> _WHAT THE TASK ASKS_
Search the records for "time" and copy each line that holds it.

> _Stored data_
----------------

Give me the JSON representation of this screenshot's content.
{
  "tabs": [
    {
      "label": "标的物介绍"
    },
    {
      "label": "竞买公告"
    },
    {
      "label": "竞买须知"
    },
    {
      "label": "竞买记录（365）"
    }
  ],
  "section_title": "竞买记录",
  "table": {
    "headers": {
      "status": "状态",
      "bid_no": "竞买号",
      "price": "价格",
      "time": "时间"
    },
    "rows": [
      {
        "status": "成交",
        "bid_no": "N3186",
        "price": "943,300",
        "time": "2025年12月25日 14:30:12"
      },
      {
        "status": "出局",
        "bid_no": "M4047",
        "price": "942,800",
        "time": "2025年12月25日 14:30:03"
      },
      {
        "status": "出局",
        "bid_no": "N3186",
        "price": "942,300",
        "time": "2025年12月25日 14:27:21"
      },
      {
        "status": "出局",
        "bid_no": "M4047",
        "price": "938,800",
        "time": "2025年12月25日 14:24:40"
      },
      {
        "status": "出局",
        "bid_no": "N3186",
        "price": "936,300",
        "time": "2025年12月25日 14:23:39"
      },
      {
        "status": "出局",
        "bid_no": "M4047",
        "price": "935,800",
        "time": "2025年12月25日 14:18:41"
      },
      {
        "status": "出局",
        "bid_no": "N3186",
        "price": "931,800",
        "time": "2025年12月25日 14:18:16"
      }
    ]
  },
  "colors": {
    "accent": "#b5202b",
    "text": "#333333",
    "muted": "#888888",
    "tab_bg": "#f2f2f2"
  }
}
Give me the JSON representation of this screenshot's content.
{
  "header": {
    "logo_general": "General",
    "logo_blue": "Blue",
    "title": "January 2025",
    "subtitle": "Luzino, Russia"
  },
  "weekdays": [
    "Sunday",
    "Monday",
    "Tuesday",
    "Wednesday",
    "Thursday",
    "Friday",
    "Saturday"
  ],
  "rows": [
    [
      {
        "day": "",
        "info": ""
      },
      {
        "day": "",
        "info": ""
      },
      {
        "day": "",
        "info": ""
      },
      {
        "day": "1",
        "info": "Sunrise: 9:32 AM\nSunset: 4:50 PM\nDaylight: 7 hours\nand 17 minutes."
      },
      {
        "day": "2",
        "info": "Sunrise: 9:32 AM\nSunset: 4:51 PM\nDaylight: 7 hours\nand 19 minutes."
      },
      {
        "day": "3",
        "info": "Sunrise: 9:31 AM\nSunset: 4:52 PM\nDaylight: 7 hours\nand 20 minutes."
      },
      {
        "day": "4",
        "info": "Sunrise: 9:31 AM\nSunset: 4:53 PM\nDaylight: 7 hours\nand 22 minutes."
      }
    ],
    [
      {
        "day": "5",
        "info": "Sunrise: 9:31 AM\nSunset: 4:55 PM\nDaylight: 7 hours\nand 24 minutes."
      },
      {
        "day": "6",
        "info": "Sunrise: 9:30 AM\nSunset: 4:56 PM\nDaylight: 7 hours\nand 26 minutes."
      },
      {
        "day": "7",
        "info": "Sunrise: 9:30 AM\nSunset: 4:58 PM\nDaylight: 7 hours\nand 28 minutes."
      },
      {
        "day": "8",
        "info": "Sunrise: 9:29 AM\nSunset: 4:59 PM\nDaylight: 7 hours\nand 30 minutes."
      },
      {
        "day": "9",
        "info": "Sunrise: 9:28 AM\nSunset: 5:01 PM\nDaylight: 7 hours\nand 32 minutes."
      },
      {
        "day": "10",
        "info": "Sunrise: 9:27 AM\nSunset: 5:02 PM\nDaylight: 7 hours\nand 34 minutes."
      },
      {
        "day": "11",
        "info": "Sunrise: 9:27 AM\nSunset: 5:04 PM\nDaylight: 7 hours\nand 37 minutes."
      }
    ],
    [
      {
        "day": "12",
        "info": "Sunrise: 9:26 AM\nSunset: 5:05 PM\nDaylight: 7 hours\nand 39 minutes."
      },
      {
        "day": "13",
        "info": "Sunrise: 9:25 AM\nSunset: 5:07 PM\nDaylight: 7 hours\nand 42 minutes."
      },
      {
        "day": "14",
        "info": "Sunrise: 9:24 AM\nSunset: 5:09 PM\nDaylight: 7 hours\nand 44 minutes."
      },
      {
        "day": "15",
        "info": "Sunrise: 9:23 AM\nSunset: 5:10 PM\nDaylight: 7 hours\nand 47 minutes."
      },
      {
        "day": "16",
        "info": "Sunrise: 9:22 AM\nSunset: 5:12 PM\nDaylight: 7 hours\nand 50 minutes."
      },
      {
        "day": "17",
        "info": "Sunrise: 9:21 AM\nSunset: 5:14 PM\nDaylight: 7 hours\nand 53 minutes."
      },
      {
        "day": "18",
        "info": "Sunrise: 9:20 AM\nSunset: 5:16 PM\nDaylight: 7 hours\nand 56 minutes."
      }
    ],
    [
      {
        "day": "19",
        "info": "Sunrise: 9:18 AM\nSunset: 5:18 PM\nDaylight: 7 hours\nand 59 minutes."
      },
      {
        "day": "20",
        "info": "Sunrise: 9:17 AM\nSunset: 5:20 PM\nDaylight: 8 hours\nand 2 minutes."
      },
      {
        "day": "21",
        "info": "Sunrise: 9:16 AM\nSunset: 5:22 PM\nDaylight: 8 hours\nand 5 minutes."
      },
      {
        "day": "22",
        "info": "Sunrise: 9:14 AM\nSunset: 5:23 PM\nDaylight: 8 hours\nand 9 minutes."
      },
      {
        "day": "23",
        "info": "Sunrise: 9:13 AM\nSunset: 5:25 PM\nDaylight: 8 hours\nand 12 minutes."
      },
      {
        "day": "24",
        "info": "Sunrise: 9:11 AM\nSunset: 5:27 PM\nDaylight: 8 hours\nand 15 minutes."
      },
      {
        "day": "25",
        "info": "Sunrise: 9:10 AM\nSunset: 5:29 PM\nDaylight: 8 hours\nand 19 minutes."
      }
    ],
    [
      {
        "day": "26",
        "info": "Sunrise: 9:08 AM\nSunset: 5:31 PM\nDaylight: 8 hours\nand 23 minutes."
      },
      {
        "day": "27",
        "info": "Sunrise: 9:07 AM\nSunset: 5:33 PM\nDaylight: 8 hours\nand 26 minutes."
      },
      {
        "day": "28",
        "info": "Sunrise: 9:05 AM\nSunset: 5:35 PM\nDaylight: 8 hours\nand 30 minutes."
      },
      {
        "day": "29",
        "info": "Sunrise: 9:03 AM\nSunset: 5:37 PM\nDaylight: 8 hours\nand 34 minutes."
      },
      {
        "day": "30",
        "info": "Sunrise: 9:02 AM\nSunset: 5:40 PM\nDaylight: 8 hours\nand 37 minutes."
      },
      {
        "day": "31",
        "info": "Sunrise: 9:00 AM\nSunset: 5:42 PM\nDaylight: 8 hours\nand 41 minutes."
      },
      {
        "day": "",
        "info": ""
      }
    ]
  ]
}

----------------

> _FULL OUTPUT_
      "time": "时间"
        "time": "2025年12月25日 14:30:12"
        "time": "2025年12月25日 14:30:03"
        "time": "2025年12月25日 14:27:21"
        "time": "2025年12月25日 14:24:40"
        "time": "2025年12月25日 14:23:39"
        "time": "2025年12月25日 14:18:41"
        "time": "2025年12月25日 14:18:16"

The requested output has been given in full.